Task brief: Please transcribe the listing below in full and word for word, without its pictures.

Dataset entries:
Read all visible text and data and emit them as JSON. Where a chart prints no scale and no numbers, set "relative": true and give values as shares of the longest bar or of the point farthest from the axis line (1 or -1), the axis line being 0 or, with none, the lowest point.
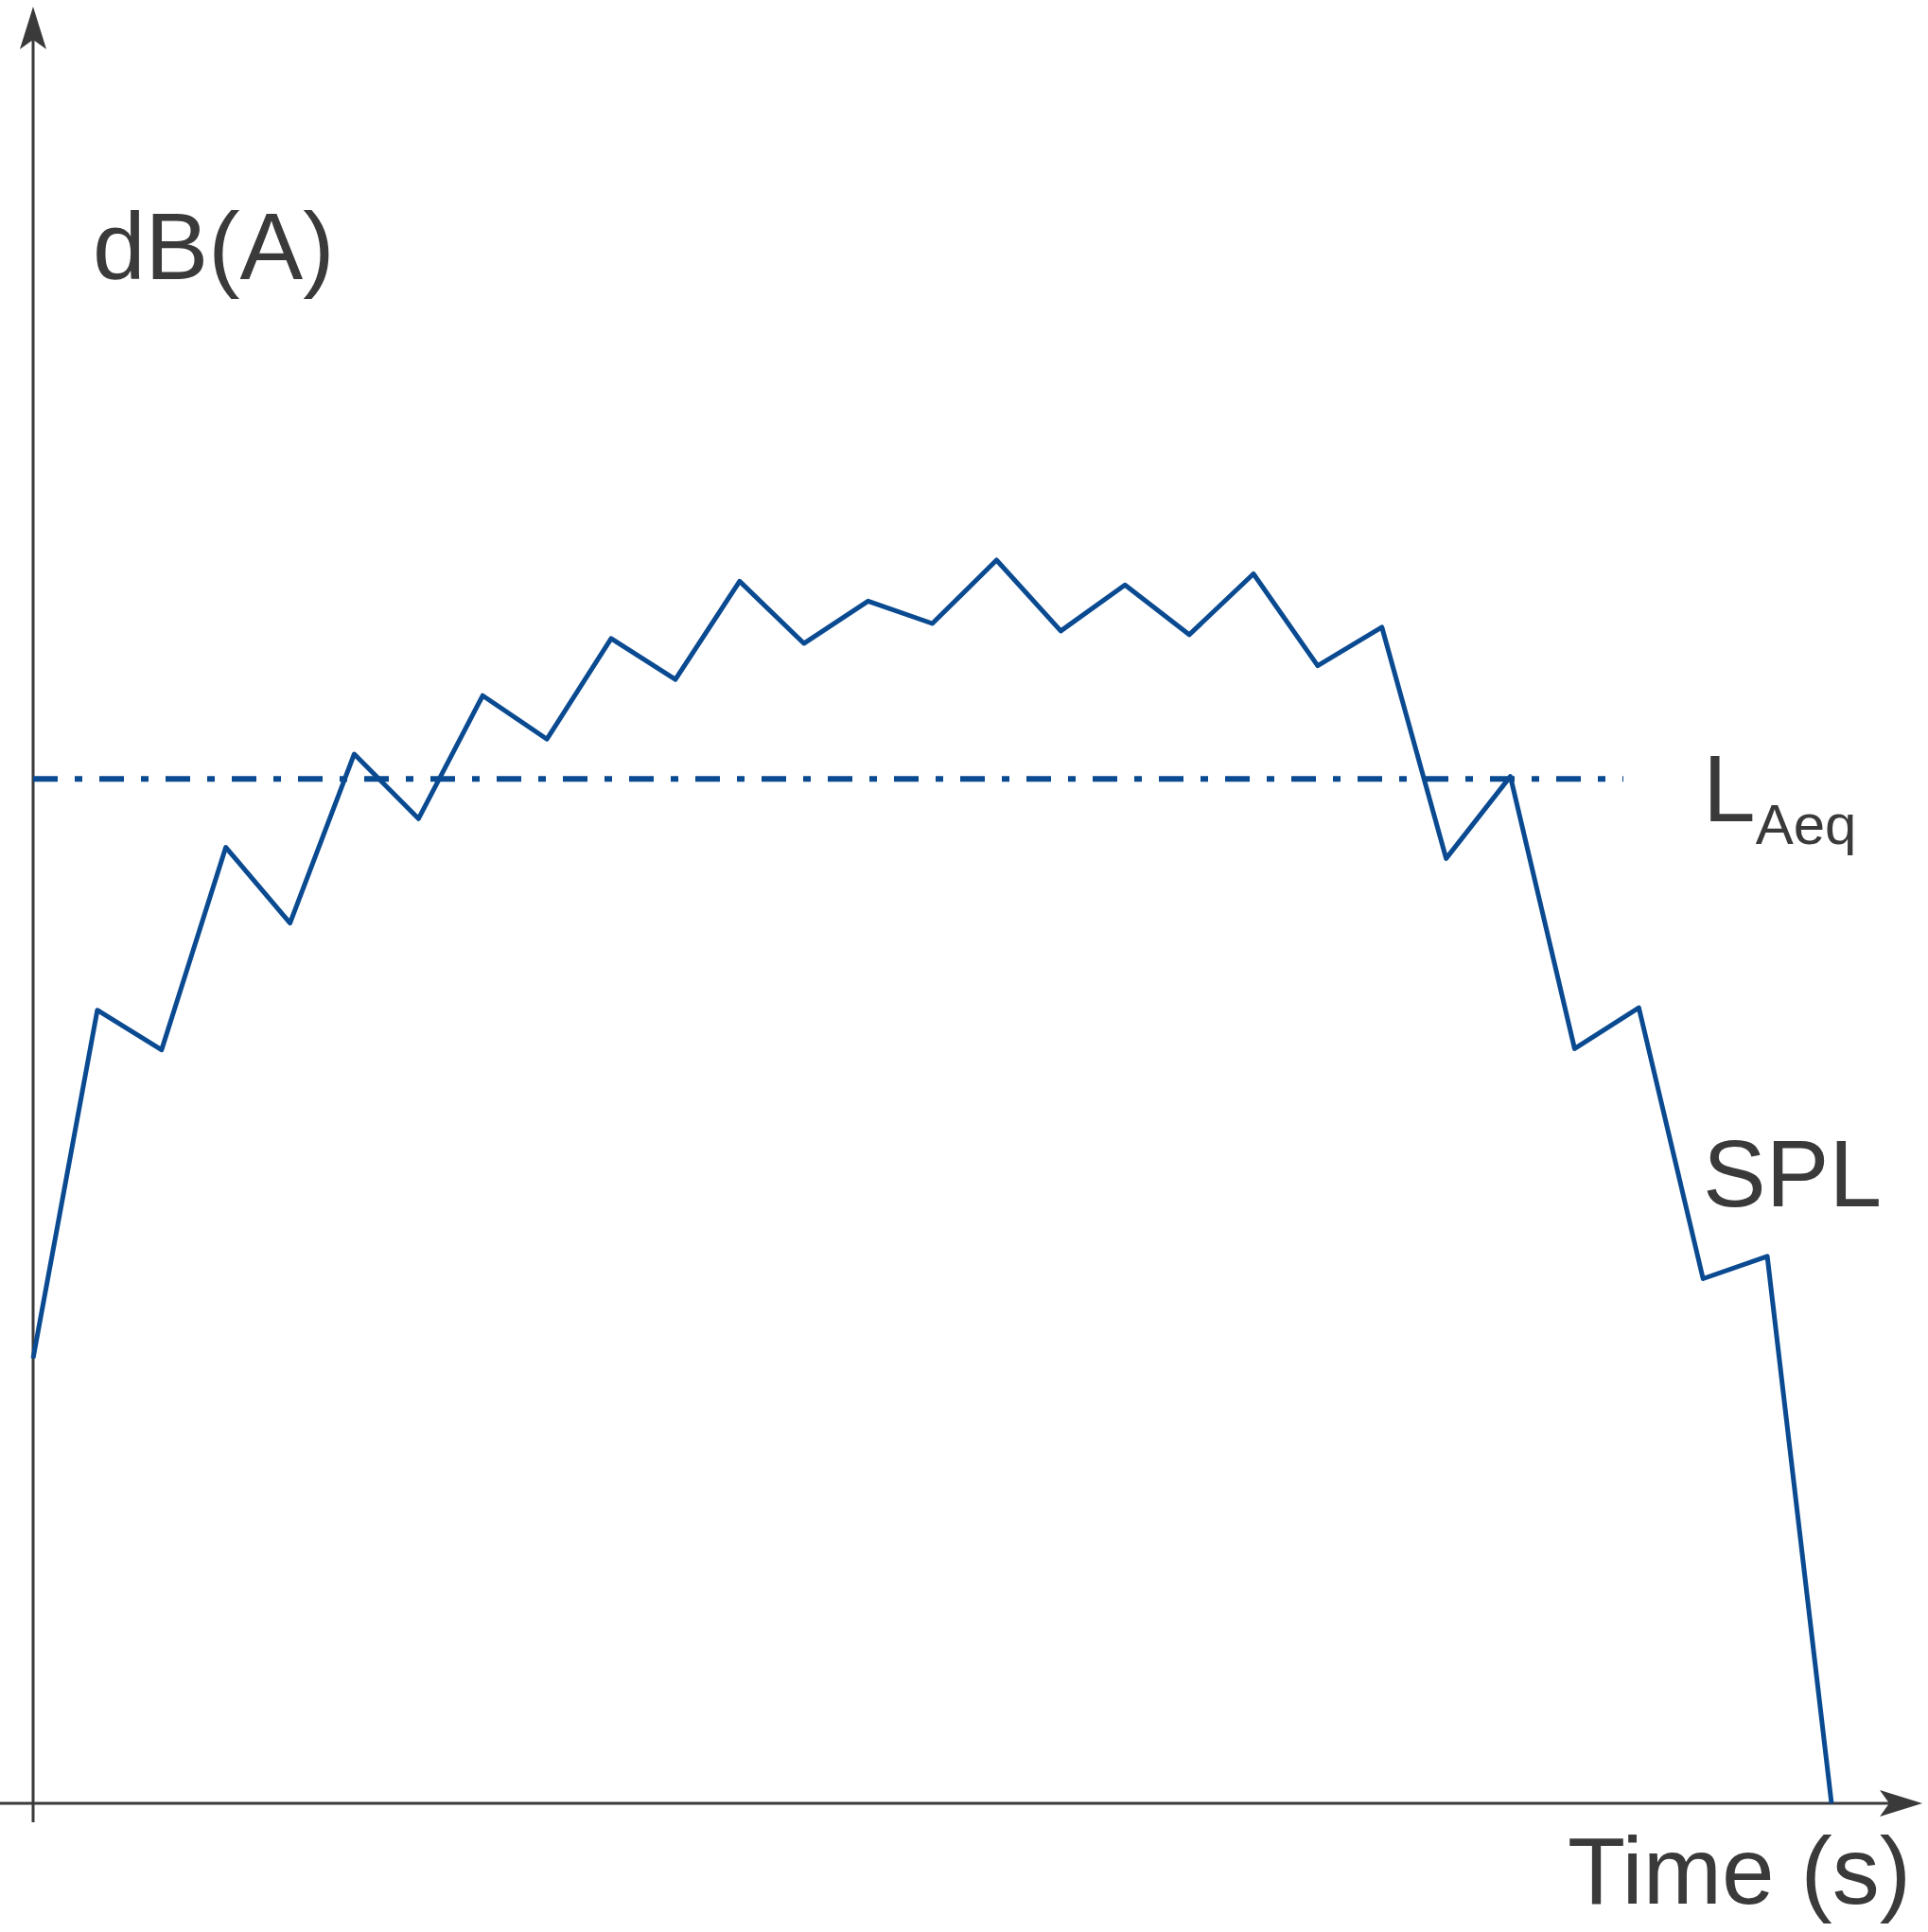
{
  "chart_data": {
    "type": "line",
    "relative": true,
    "xlabel": "Time (s)",
    "ylabel": "dB(A)",
    "categories": [
      null,
      null,
      null,
      null,
      null,
      null,
      null,
      null,
      null,
      null,
      null,
      null,
      null,
      null,
      null,
      null,
      null,
      null,
      null,
      null,
      null,
      null,
      null,
      null,
      null,
      null,
      null,
      null,
      null
    ],
    "series": [
      {
        "name": "SPL",
        "color": "#0a4a91",
        "values": [
          0.358,
          0.638,
          0.606,
          0.769,
          0.708,
          0.844,
          0.792,
          0.891,
          0.856,
          0.937,
          0.904,
          0.983,
          0.933,
          0.967,
          0.949,
          1,
          0.943,
          0.98,
          0.94,
          0.989,
          0.915,
          0.946,
          0.76,
          0.826,
          0.607,
          0.64,
          0.422,
          0.44,
          0
        ]
      }
    ],
    "ref_lines": [
      {
        "axis": "y",
        "value": 0.824,
        "label": "L$_{Aeq}$",
        "color": "#0a4a91",
        "line_style": "dashed"
      }
    ],
    "marker": "none",
    "line_style": "solid"
  }
}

Reply to the task:
Read all visible text and data and emit them as JSON. Where a chart prints no scale and no numbers, set "relative": true and give values as shares of the longest bar or of the point farthest from the axis line (1 or -1), the axis line being 0 or, with none, the lowest point.
{
  "chart_data": {
    "type": "line",
    "relative": true,
    "xlabel": "Time (s)",
    "ylabel": "dB(A)",
    "categories": [
      null,
      null,
      null,
      null,
      null,
      null,
      null,
      null,
      null,
      null,
      null,
      null,
      null,
      null,
      null,
      null,
      null,
      null,
      null,
      null,
      null,
      null,
      null,
      null,
      null,
      null,
      null,
      null,
      null
    ],
    "series": [
      {
        "name": "SPL",
        "color": "#0a4a91",
        "values": [
          0.358,
          0.638,
          0.606,
          0.769,
          0.708,
          0.844,
          0.792,
          0.891,
          0.856,
          0.937,
          0.904,
          0.983,
          0.933,
          0.967,
          0.949,
          1,
          0.943,
          0.98,
          0.94,
          0.989,
          0.915,
          0.946,
          0.76,
          0.826,
          0.607,
          0.64,
          0.422,
          0.44,
          0
        ]
      }
    ],
    "ref_lines": [
      {
        "axis": "y",
        "value": 0.824,
        "label": "L$_{Aeq}$",
        "color": "#0a4a91",
        "line_style": "dashed"
      }
    ],
    "marker": "none",
    "line_style": "solid"
  }
}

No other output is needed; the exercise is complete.